**SUPPLIED DATA:**
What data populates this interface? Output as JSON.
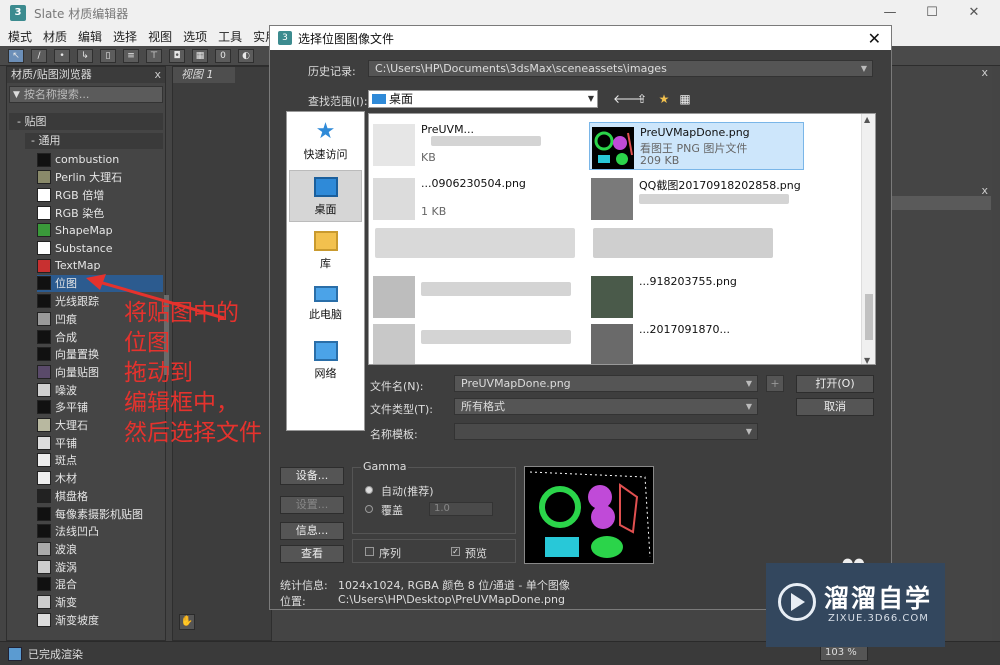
{
  "window": {
    "app_icon": "3",
    "title": "Slate 材质编辑器",
    "minimize": "—",
    "maximize": "☐",
    "close": "✕"
  },
  "menu": [
    "模式",
    "材质",
    "编辑",
    "选择",
    "视图",
    "选项",
    "工具",
    "实用"
  ],
  "browser": {
    "title": "材质/贴图浏览器",
    "close": "x",
    "search_placeholder": "按名称搜索...",
    "rollout": "- 贴图",
    "subrollout": "- 通用",
    "items": [
      {
        "label": "combustion",
        "swatch": "#111111"
      },
      {
        "label": "Perlin 大理石",
        "swatch": "#8a8a6a"
      },
      {
        "label": "RGB 倍增",
        "swatch": "#ffffff"
      },
      {
        "label": "RGB 染色",
        "swatch": "#ffffff"
      },
      {
        "label": "ShapeMap",
        "swatch": "#3a9a3a"
      },
      {
        "label": "Substance",
        "swatch": "#ffffff"
      },
      {
        "label": "TextMap",
        "swatch": "#c83030"
      },
      {
        "label": "位图",
        "swatch": "#111111"
      },
      {
        "label": "光线跟踪",
        "swatch": "#111111"
      },
      {
        "label": "凹痕",
        "swatch": "#9a9a9a"
      },
      {
        "label": "合成",
        "swatch": "#111111"
      },
      {
        "label": "向量置换",
        "swatch": "#111111"
      },
      {
        "label": "向量贴图",
        "swatch": "#5a4a6a"
      },
      {
        "label": "噪波",
        "swatch": "#d0d0d0"
      },
      {
        "label": "多平铺",
        "swatch": "#111111"
      },
      {
        "label": "大理石",
        "swatch": "#b8b8a0"
      },
      {
        "label": "平铺",
        "swatch": "#dddddd"
      },
      {
        "label": "斑点",
        "swatch": "#eeeeee"
      },
      {
        "label": "木材",
        "swatch": "#eeeeee"
      },
      {
        "label": "棋盘格",
        "swatch": "#222222"
      },
      {
        "label": "每像素摄影机贴图",
        "swatch": "#111111"
      },
      {
        "label": "法线凹凸",
        "swatch": "#111111"
      },
      {
        "label": "波浪",
        "swatch": "#aaaaaa"
      },
      {
        "label": "漩涡",
        "swatch": "#cccccc"
      },
      {
        "label": "混合",
        "swatch": "#111111"
      },
      {
        "label": "渐变",
        "swatch": "#cccccc"
      },
      {
        "label": "渐变坡度",
        "swatch": "#dddddd"
      }
    ],
    "selected_index": 7
  },
  "nodeview": {
    "tab": "视图 1"
  },
  "annotation": {
    "lines": [
      "将贴图中的",
      "位图",
      "拖动到",
      "编辑框中，",
      "然后选择文件"
    ],
    "color": "#e5322d"
  },
  "dialog": {
    "title": "选择位图图像文件",
    "history_label": "历史记录:",
    "history_value": "C:\\Users\\HP\\Documents\\3dsMax\\sceneassets\\images",
    "lookin_label": "查找范围(I):",
    "lookin_value": "桌面",
    "places": [
      "快速访问",
      "桌面",
      "库",
      "此电脑",
      "网络"
    ],
    "files": [
      {
        "name": "PreUVM...",
        "type": "",
        "size": "KB"
      },
      {
        "name": "PreUVMapDone.png",
        "type": "看图王 PNG 图片文件",
        "size": "209 KB"
      },
      {
        "name": "...0906230504.png",
        "type": "",
        "size": "1 KB"
      },
      {
        "name": "QQ截图20170918202858.png",
        "type": "",
        "size": ""
      },
      {
        "name": "...918203755.png",
        "type": "",
        "size": ""
      },
      {
        "name": "...2017091870...",
        "type": "",
        "size": ""
      }
    ],
    "filename_label": "文件名(N):",
    "filename_value": "PreUVMapDone.png",
    "filetype_label": "文件类型(T):",
    "filetype_value": "所有格式",
    "template_label": "名称模板:",
    "open_button": "打开(O)",
    "cancel_button": "取消",
    "plus_button": "+",
    "setup_button": "设备...",
    "settings_button": "设置...",
    "info_button": "信息...",
    "view_button": "查看",
    "gamma_title": "Gamma",
    "gamma_auto": "自动(推荐)",
    "gamma_override": "覆盖",
    "gamma_override_value": "1.0",
    "sequence_label": "序列",
    "preview_label": "预览",
    "stats_label": "统计信息:",
    "stats_value": "1024x1024, RGBA 颜色 8 位/通道 - 单个图像",
    "location_label": "位置:",
    "location_value": "C:\\Users\\HP\\Desktop\\PreUVMapDone.png"
  },
  "status": {
    "text": "已完成渲染",
    "zoom": "103 %"
  },
  "logo": {
    "text": "溜溜自学",
    "url_text": "ZIXUE.3D66.COM"
  }
}
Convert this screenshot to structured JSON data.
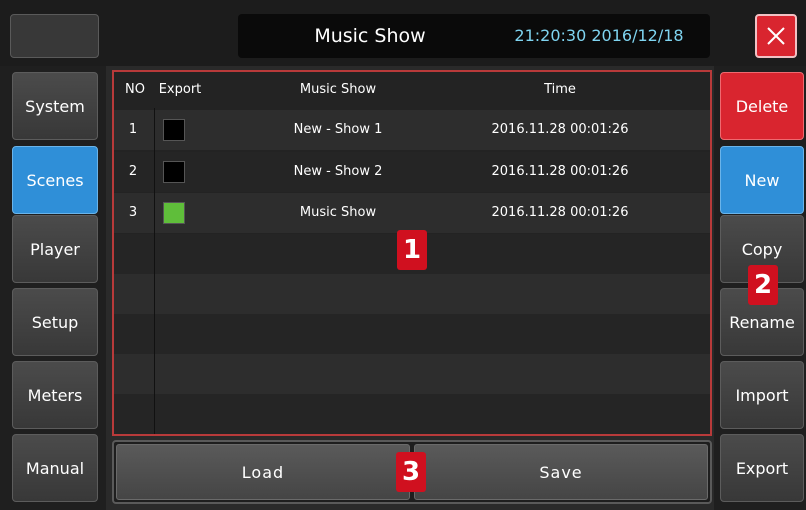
{
  "header": {
    "title": "Music Show",
    "clock": "21:20:30  2016/12/18"
  },
  "nav": {
    "items": [
      {
        "label": "System"
      },
      {
        "label": "Scenes"
      },
      {
        "label": "Player"
      },
      {
        "label": "Setup"
      },
      {
        "label": "Meters"
      },
      {
        "label": "Manual"
      }
    ],
    "active": "Scenes"
  },
  "actions": {
    "items": [
      {
        "label": "Delete"
      },
      {
        "label": "New"
      },
      {
        "label": "Copy"
      },
      {
        "label": "Rename"
      },
      {
        "label": "Import"
      },
      {
        "label": "Export"
      }
    ]
  },
  "table": {
    "columns": [
      "NO",
      "Export",
      "Music Show",
      "Time"
    ],
    "rows": [
      {
        "no": "1",
        "export_color": "#000000",
        "name": "New - Show 1",
        "time": "2016.11.28  00:01:26"
      },
      {
        "no": "2",
        "export_color": "#000000",
        "name": "New - Show 2",
        "time": "2016.11.28  00:01:26"
      },
      {
        "no": "3",
        "export_color": "#5fbe3a",
        "name": "Music Show",
        "time": "2016.11.28  00:01:26"
      }
    ]
  },
  "bottom": {
    "load_label": "Load",
    "save_label": "Save"
  },
  "callouts": [
    "1",
    "2",
    "3"
  ],
  "colors": {
    "accent_blue": "#2f8fd8",
    "danger_red": "#d9252f",
    "clock_cyan": "#7fd4f0",
    "callout_red": "#d0101f",
    "export_green": "#5fbe3a"
  }
}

**EXERCISE:**
Where a line above includes "Show", copy that line.

**RESULT OF THIS EXERCISE:**
    "title": "Music Show",
      "Music Show",
        "name": "New - Show 1",
        "name": "New - Show 2",
        "name": "Music Show",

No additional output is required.